* YOUR OBJECTIVE:
Check each line of the records below for the word "Connect" and copy those where it appears.
####
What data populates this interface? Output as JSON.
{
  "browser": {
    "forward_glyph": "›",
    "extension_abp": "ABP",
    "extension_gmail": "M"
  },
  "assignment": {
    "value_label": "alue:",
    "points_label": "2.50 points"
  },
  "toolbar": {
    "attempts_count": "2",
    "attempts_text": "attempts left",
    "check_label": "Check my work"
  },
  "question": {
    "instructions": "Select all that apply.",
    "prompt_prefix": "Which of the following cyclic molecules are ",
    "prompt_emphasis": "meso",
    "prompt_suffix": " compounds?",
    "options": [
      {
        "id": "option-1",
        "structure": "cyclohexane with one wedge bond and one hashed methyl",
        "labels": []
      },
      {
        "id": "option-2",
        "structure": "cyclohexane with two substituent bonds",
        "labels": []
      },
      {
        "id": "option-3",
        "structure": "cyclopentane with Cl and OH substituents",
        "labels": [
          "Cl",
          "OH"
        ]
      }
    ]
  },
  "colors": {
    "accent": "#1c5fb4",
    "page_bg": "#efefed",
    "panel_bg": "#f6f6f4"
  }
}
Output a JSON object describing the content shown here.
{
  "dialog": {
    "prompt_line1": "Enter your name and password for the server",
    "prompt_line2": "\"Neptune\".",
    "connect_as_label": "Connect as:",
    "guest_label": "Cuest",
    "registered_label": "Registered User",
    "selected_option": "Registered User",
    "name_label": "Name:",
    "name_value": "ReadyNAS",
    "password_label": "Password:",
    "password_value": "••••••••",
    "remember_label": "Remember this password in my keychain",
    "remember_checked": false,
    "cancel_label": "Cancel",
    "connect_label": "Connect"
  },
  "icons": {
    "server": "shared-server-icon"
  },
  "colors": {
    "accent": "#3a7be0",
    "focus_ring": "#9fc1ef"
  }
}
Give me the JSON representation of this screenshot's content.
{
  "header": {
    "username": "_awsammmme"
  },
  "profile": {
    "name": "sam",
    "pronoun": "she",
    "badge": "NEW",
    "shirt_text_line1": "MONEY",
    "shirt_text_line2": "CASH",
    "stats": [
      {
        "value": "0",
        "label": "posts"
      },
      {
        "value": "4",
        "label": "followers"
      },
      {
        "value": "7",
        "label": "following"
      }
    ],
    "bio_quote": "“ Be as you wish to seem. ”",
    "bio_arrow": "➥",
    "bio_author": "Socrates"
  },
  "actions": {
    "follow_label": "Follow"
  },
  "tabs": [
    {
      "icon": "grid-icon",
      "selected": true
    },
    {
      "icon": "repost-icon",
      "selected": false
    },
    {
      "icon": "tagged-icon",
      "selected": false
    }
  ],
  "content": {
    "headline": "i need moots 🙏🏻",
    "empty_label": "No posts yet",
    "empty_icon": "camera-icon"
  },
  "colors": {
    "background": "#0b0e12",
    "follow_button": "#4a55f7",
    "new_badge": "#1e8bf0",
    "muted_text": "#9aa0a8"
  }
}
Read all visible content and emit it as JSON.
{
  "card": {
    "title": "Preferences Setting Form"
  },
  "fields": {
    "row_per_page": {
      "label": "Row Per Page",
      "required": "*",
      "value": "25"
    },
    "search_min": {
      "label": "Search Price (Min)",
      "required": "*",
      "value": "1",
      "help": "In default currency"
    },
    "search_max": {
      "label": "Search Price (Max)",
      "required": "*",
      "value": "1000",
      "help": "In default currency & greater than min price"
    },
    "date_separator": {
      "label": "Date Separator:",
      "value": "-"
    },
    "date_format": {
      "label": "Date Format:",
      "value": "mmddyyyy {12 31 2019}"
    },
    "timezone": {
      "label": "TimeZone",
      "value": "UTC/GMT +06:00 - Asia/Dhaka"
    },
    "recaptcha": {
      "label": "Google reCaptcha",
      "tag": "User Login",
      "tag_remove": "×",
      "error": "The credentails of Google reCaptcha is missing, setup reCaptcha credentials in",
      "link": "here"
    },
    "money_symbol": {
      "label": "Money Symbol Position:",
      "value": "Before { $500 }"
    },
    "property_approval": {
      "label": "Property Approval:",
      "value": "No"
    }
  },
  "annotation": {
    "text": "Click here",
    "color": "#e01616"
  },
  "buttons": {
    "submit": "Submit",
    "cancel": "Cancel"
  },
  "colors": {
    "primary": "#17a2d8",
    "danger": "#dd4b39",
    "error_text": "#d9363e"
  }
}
####
* RESULT OF THIS TASK:
    "connect_as_label": "Connect as:",
    "connect_label": "Connect"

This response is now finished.